AIM: Determine the number of lines containing the word "Hide". Reply with it and nothing else.

____________

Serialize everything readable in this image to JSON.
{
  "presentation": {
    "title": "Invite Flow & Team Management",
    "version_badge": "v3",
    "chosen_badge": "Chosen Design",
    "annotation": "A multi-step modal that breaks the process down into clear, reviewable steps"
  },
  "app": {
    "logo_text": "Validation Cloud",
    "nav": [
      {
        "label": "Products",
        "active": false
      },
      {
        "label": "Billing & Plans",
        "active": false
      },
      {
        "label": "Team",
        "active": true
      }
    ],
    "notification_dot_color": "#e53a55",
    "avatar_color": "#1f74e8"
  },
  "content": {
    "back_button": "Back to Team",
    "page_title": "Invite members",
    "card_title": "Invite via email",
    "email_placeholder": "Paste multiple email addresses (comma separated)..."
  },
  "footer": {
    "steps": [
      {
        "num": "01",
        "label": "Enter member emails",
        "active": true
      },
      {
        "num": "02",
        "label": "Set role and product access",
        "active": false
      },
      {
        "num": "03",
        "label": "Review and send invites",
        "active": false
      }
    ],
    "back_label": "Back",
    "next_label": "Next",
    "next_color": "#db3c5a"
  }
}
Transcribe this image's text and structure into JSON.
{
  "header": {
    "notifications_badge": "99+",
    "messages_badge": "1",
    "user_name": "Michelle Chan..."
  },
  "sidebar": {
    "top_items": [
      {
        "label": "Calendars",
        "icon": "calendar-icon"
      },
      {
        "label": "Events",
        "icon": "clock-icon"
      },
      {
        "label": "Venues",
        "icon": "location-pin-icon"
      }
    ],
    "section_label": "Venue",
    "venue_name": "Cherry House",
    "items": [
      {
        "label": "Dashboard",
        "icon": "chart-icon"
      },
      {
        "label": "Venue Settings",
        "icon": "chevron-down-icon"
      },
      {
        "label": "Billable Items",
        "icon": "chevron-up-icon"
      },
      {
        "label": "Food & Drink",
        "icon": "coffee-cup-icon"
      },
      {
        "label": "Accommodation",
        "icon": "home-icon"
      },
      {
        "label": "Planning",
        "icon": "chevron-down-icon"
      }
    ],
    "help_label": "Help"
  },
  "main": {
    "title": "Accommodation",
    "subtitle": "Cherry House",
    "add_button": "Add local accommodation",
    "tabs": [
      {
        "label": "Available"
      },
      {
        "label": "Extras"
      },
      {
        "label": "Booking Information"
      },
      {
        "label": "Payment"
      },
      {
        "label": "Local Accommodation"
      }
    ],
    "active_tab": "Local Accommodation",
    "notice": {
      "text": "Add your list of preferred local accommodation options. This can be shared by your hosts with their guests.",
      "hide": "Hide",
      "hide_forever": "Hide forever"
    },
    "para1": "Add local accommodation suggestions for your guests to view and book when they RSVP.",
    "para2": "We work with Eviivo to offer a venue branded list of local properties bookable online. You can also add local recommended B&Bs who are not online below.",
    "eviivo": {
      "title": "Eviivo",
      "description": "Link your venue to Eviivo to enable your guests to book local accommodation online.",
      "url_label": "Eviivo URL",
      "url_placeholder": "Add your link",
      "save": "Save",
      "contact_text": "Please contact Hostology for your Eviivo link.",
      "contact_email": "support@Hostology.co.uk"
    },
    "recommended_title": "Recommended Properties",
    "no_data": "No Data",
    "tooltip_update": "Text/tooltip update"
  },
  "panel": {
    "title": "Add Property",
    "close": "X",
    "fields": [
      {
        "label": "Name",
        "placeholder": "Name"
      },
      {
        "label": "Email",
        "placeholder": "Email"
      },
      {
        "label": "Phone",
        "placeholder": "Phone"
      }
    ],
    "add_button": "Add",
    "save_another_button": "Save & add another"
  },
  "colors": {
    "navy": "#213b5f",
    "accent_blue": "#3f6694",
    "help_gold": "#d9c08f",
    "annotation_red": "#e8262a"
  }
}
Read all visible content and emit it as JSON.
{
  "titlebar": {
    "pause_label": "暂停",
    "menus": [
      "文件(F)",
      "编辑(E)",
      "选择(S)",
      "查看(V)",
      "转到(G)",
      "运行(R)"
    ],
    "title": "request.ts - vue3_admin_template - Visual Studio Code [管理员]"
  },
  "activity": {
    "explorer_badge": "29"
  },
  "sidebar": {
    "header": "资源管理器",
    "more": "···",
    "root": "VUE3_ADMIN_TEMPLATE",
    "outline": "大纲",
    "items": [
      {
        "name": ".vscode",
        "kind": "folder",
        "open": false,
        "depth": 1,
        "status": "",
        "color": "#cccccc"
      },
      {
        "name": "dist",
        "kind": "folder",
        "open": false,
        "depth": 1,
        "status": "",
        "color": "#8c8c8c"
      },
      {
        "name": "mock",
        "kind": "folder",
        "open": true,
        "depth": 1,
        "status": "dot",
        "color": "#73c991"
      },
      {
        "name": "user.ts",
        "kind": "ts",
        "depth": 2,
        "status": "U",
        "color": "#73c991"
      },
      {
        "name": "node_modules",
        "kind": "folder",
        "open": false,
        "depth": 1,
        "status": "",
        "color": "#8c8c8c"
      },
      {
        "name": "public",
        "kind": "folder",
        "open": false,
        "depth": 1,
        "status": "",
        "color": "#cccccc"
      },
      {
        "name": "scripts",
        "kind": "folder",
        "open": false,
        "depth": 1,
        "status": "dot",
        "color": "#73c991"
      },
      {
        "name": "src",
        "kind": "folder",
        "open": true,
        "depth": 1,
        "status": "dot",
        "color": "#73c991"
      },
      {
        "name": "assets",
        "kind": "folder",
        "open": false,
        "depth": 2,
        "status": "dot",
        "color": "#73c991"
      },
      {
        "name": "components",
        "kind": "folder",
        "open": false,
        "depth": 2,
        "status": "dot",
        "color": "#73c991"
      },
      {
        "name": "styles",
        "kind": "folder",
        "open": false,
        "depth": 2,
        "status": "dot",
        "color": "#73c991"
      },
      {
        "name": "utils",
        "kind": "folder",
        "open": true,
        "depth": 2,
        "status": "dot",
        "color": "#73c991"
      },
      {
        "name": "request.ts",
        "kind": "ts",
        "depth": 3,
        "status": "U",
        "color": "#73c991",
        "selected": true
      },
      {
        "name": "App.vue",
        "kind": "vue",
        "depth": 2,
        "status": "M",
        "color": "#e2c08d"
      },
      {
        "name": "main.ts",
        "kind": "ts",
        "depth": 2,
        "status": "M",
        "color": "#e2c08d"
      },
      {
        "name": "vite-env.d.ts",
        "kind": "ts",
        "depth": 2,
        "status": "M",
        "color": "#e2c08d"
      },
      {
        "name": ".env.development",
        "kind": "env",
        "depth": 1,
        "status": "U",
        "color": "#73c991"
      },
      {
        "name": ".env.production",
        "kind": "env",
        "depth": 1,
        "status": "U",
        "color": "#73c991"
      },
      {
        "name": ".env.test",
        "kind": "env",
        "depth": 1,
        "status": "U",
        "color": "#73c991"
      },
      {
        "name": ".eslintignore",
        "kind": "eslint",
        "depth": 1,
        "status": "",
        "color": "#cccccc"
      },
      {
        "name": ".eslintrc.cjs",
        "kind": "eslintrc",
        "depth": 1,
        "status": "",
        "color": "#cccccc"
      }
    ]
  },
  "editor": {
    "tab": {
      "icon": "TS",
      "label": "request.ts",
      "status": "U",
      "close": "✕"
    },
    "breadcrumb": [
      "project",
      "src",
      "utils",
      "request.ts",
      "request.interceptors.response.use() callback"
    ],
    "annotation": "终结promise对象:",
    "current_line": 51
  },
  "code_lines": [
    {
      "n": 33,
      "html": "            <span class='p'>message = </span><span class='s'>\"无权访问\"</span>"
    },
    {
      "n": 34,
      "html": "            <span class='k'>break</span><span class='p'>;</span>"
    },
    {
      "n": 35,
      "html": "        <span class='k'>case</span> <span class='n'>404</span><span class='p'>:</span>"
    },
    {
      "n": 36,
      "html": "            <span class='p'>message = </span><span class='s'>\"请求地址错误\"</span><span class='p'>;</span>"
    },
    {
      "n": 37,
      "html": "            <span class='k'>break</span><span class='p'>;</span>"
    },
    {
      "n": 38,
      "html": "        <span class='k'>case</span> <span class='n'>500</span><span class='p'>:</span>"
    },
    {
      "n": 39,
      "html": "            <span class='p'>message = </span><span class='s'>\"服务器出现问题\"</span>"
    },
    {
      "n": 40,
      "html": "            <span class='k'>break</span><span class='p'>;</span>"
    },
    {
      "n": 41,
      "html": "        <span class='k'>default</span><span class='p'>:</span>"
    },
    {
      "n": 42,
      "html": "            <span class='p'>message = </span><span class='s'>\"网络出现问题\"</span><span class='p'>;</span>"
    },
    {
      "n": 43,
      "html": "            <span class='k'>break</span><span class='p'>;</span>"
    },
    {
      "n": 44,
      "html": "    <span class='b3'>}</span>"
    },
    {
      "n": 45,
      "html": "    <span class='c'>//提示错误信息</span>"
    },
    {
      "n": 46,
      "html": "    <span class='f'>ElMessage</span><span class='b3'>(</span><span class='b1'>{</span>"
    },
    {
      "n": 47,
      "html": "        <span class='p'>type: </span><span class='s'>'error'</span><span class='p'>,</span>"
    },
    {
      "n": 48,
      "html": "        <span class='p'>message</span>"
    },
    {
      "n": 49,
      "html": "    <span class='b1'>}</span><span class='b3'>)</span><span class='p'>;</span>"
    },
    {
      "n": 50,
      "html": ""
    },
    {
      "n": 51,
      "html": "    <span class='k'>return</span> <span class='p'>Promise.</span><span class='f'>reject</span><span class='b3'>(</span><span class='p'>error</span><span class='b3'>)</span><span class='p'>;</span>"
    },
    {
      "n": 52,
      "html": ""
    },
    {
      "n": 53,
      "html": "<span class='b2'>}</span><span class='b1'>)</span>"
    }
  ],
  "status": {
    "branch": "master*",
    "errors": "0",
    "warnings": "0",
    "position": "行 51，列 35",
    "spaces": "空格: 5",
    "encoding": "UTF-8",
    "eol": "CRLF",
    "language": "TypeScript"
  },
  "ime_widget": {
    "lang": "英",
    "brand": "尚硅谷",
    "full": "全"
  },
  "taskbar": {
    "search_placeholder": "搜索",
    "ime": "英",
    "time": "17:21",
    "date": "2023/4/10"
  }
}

____________

EXERCISE OUTPUT: 2